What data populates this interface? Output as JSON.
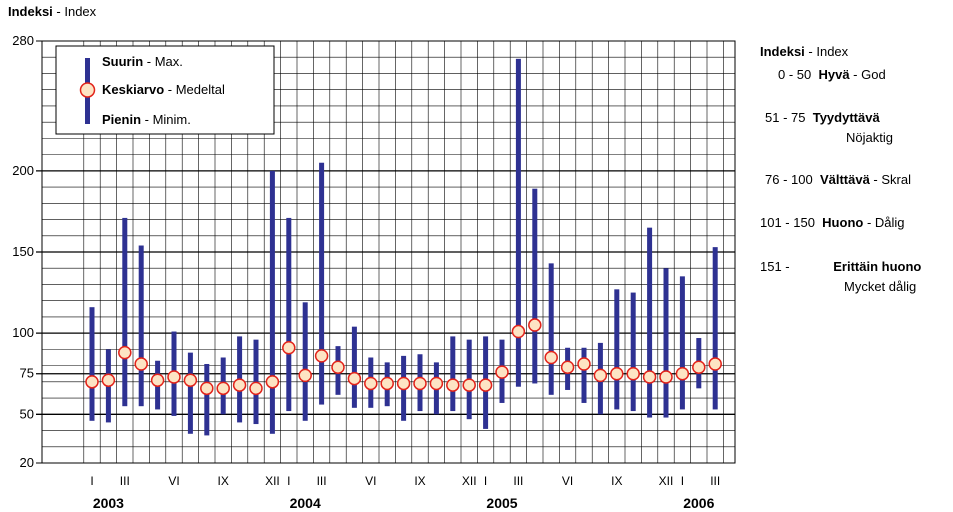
{
  "chart_data": {
    "type": "range",
    "ylabel_bold": "Indeksi",
    "ylabel_rest": "Index",
    "ylim": [
      20,
      280
    ],
    "y_ticks": [
      20,
      50,
      75,
      100,
      150,
      200,
      280
    ],
    "x": [
      "2003-01",
      "2003-02",
      "2003-03",
      "2003-04",
      "2003-05",
      "2003-06",
      "2003-07",
      "2003-08",
      "2003-09",
      "2003-10",
      "2003-11",
      "2003-12",
      "2004-01",
      "2004-02",
      "2004-03",
      "2004-04",
      "2004-05",
      "2004-06",
      "2004-07",
      "2004-08",
      "2004-09",
      "2004-10",
      "2004-11",
      "2004-12",
      "2005-01",
      "2005-02",
      "2005-03",
      "2005-04",
      "2005-05",
      "2005-06",
      "2005-07",
      "2005-08",
      "2005-09",
      "2005-10",
      "2005-11",
      "2005-12",
      "2006-01",
      "2006-02",
      "2006-03"
    ],
    "month_tick_labels": [
      {
        "index": 0,
        "label": "I"
      },
      {
        "index": 2,
        "label": "III"
      },
      {
        "index": 5,
        "label": "VI"
      },
      {
        "index": 8,
        "label": "IX"
      },
      {
        "index": 11,
        "label": "XII"
      },
      {
        "index": 12,
        "label": "I"
      },
      {
        "index": 14,
        "label": "III"
      },
      {
        "index": 17,
        "label": "VI"
      },
      {
        "index": 20,
        "label": "IX"
      },
      {
        "index": 23,
        "label": "XII"
      },
      {
        "index": 24,
        "label": "I"
      },
      {
        "index": 26,
        "label": "III"
      },
      {
        "index": 29,
        "label": "VI"
      },
      {
        "index": 32,
        "label": "IX"
      },
      {
        "index": 35,
        "label": "XII"
      },
      {
        "index": 36,
        "label": "I"
      },
      {
        "index": 38,
        "label": "III"
      }
    ],
    "year_labels": [
      {
        "index": 1,
        "label": "2003"
      },
      {
        "index": 13,
        "label": "2004"
      },
      {
        "index": 25,
        "label": "2005"
      },
      {
        "index": 37,
        "label": "2006"
      }
    ],
    "max": [
      116,
      90,
      171,
      154,
      83,
      101,
      88,
      81,
      85,
      98,
      96,
      200,
      171,
      119,
      205,
      92,
      104,
      85,
      82,
      86,
      87,
      82,
      98,
      96,
      98,
      96,
      269,
      189,
      143,
      91,
      91,
      94,
      127,
      125,
      165,
      140,
      135,
      97,
      153
    ],
    "mean": [
      70,
      71,
      88,
      81,
      71,
      73,
      71,
      66,
      66,
      68,
      66,
      70,
      91,
      74,
      86,
      79,
      72,
      69,
      69,
      69,
      69,
      69,
      68,
      68,
      68,
      76,
      101,
      105,
      85,
      79,
      81,
      74,
      75,
      75,
      73,
      73,
      75,
      79,
      81
    ],
    "min": [
      46,
      45,
      55,
      55,
      53,
      49,
      38,
      37,
      50,
      45,
      44,
      38,
      52,
      46,
      56,
      62,
      54,
      54,
      55,
      46,
      52,
      50,
      52,
      47,
      41,
      57,
      67,
      69,
      62,
      65,
      57,
      50,
      53,
      52,
      48,
      48,
      53,
      66,
      53
    ],
    "legend": [
      {
        "marker": "bar",
        "bold": "Suurin",
        "rest": "Max."
      },
      {
        "marker": "circle",
        "bold": "Keskiarvo",
        "rest": "Medeltal"
      },
      {
        "marker": "bar",
        "bold": "Pienin",
        "rest": "Minim."
      }
    ],
    "legend_position": "top-left",
    "grid": true,
    "colors": {
      "bar": "#2e3192",
      "marker_fill": "#fde4c4",
      "marker_stroke": "#e2231a",
      "grid": "#000000"
    }
  },
  "index_scale": {
    "title_bold": "Indeksi",
    "title_rest": "Index",
    "classes": [
      {
        "range": "0 -  50",
        "name_bold": "Hyvä",
        "name_rest": "God",
        "second_line": ""
      },
      {
        "range": "51 -  75",
        "name_bold": "Tyydyttävä",
        "name_rest": "",
        "second_line": "Nöjaktig"
      },
      {
        "range": "76 - 100",
        "name_bold": "Välttävä",
        "name_rest": "Skral",
        "second_line": ""
      },
      {
        "range": "101 - 150",
        "name_bold": "Huono",
        "name_rest": "Dålig",
        "second_line": ""
      },
      {
        "range": "151 -",
        "name_bold": "Erittäin huono",
        "name_rest": "",
        "second_line": "Mycket dålig"
      }
    ]
  }
}
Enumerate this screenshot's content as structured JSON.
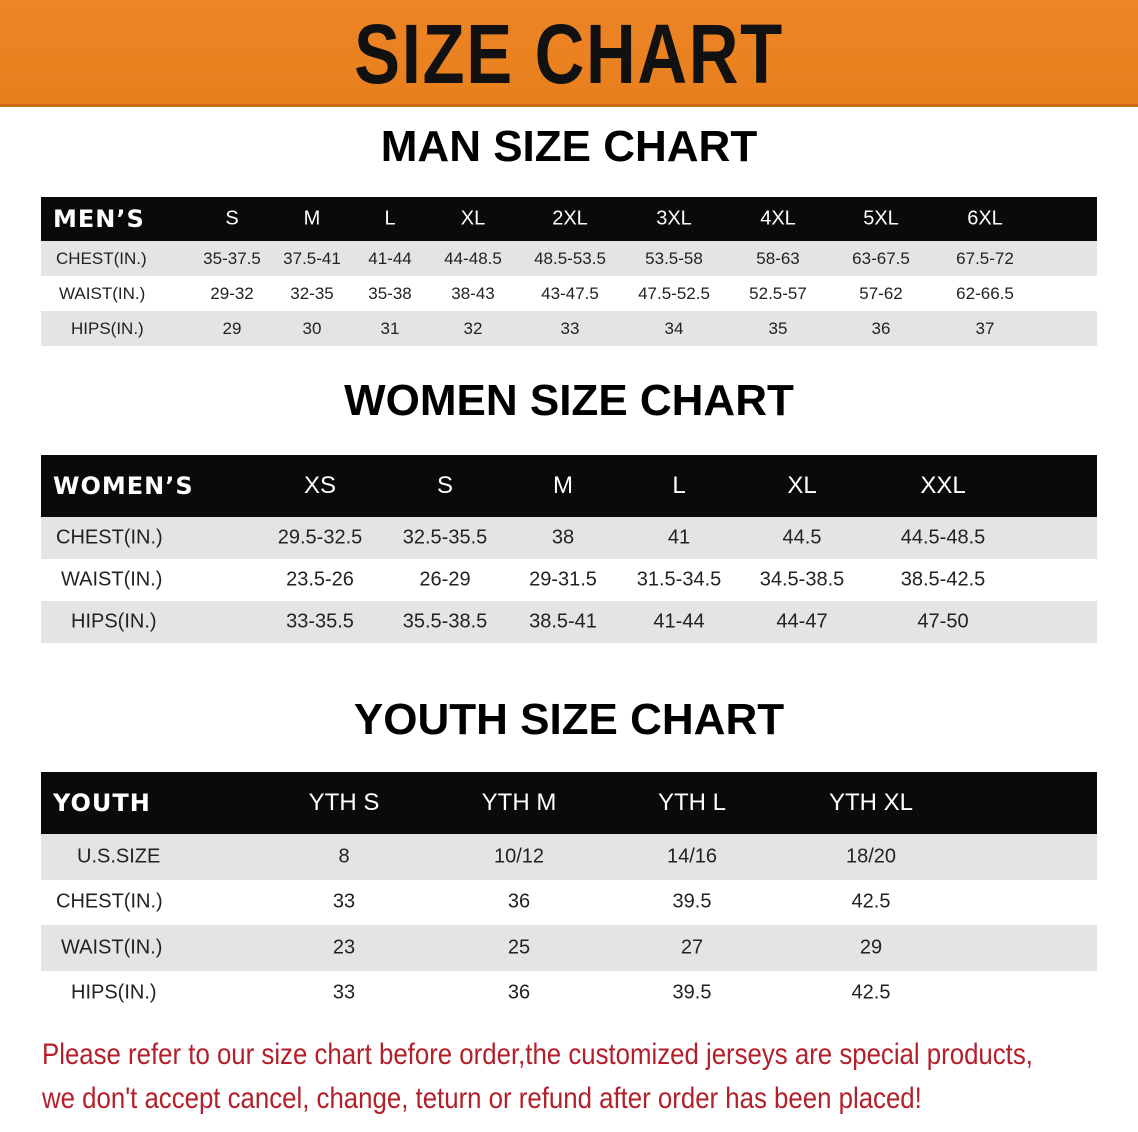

§ Your objective
Nothing but the pictures may be dropped; output the records above exactly.

§ Result of this task
What data populates this interface? Output as JSON.
{
  "chart_data": {
    "type": "range",
    "ylabel_bold": "Indeksi",
    "ylabel_rest": "Index",
    "ylim": [
      20,
      280
    ],
    "y_ticks": [
      20,
      50,
      75,
      100,
      150,
      200,
      280
    ],
    "x": [
      "2003-01",
      "2003-02",
      "2003-03",
      "2003-04",
      "2003-05",
      "2003-06",
      "2003-07",
      "2003-08",
      "2003-09",
      "2003-10",
      "2003-11",
      "2003-12",
      "2004-01",
      "2004-02",
      "2004-03",
      "2004-04",
      "2004-05",
      "2004-06",
      "2004-07",
      "2004-08",
      "2004-09",
      "2004-10",
      "2004-11",
      "2004-12",
      "2005-01",
      "2005-02",
      "2005-03",
      "2005-04",
      "2005-05",
      "2005-06",
      "2005-07",
      "2005-08",
      "2005-09",
      "2005-10",
      "2005-11",
      "2005-12",
      "2006-01",
      "2006-02",
      "2006-03"
    ],
    "month_tick_labels": [
      {
        "index": 0,
        "label": "I"
      },
      {
        "index": 2,
        "label": "III"
      },
      {
        "index": 5,
        "label": "VI"
      },
      {
        "index": 8,
        "label": "IX"
      },
      {
        "index": 11,
        "label": "XII"
      },
      {
        "index": 12,
        "label": "I"
      },
      {
        "index": 14,
        "label": "III"
      },
      {
        "index": 17,
        "label": "VI"
      },
      {
        "index": 20,
        "label": "IX"
      },
      {
        "index": 23,
        "label": "XII"
      },
      {
        "index": 24,
        "label": "I"
      },
      {
        "index": 26,
        "label": "III"
      },
      {
        "index": 29,
        "label": "VI"
      },
      {
        "index": 32,
        "label": "IX"
      },
      {
        "index": 35,
        "label": "XII"
      },
      {
        "index": 36,
        "label": "I"
      },
      {
        "index": 38,
        "label": "III"
      }
    ],
    "year_labels": [
      {
        "index": 1,
        "label": "2003"
      },
      {
        "index": 13,
        "label": "2004"
      },
      {
        "index": 25,
        "label": "2005"
      },
      {
        "index": 37,
        "label": "2006"
      }
    ],
    "max": [
      116,
      90,
      171,
      154,
      83,
      101,
      88,
      81,
      85,
      98,
      96,
      200,
      171,
      119,
      205,
      92,
      104,
      85,
      82,
      86,
      87,
      82,
      98,
      96,
      98,
      96,
      269,
      189,
      143,
      91,
      91,
      94,
      127,
      125,
      165,
      140,
      135,
      97,
      153
    ],
    "mean": [
      70,
      71,
      88,
      81,
      71,
      73,
      71,
      66,
      66,
      68,
      66,
      70,
      91,
      74,
      86,
      79,
      72,
      69,
      69,
      69,
      69,
      69,
      68,
      68,
      68,
      76,
      101,
      105,
      85,
      79,
      81,
      74,
      75,
      75,
      73,
      73,
      75,
      79,
      81
    ],
    "min": [
      46,
      45,
      55,
      55,
      53,
      49,
      38,
      37,
      50,
      45,
      44,
      38,
      52,
      46,
      56,
      62,
      54,
      54,
      55,
      46,
      52,
      50,
      52,
      47,
      41,
      57,
      67,
      69,
      62,
      65,
      57,
      50,
      53,
      52,
      48,
      48,
      53,
      66,
      53
    ],
    "legend": [
      {
        "marker": "bar",
        "bold": "Suurin",
        "rest": "Max."
      },
      {
        "marker": "circle",
        "bold": "Keskiarvo",
        "rest": "Medeltal"
      },
      {
        "marker": "bar",
        "bold": "Pienin",
        "rest": "Minim."
      }
    ],
    "legend_position": "top-left",
    "grid": true,
    "colors": {
      "bar": "#2e3192",
      "marker_fill": "#fde4c4",
      "marker_stroke": "#e2231a",
      "grid": "#000000"
    }
  },
  "index_scale": {
    "title_bold": "Indeksi",
    "title_rest": "Index",
    "classes": [
      {
        "range": "0 -  50",
        "name_bold": "Hyvä",
        "name_rest": "God",
        "second_line": ""
      },
      {
        "range": "51 -  75",
        "name_bold": "Tyydyttävä",
        "name_rest": "",
        "second_line": "Nöjaktig"
      },
      {
        "range": "76 - 100",
        "name_bold": "Välttävä",
        "name_rest": "Skral",
        "second_line": ""
      },
      {
        "range": "101 - 150",
        "name_bold": "Huono",
        "name_rest": "Dålig",
        "second_line": ""
      },
      {
        "range": "151 -",
        "name_bold": "Erittäin huono",
        "name_rest": "",
        "second_line": "Mycket dålig"
      }
    ]
  }
}
Enumerate this screenshot's content as structured JSON.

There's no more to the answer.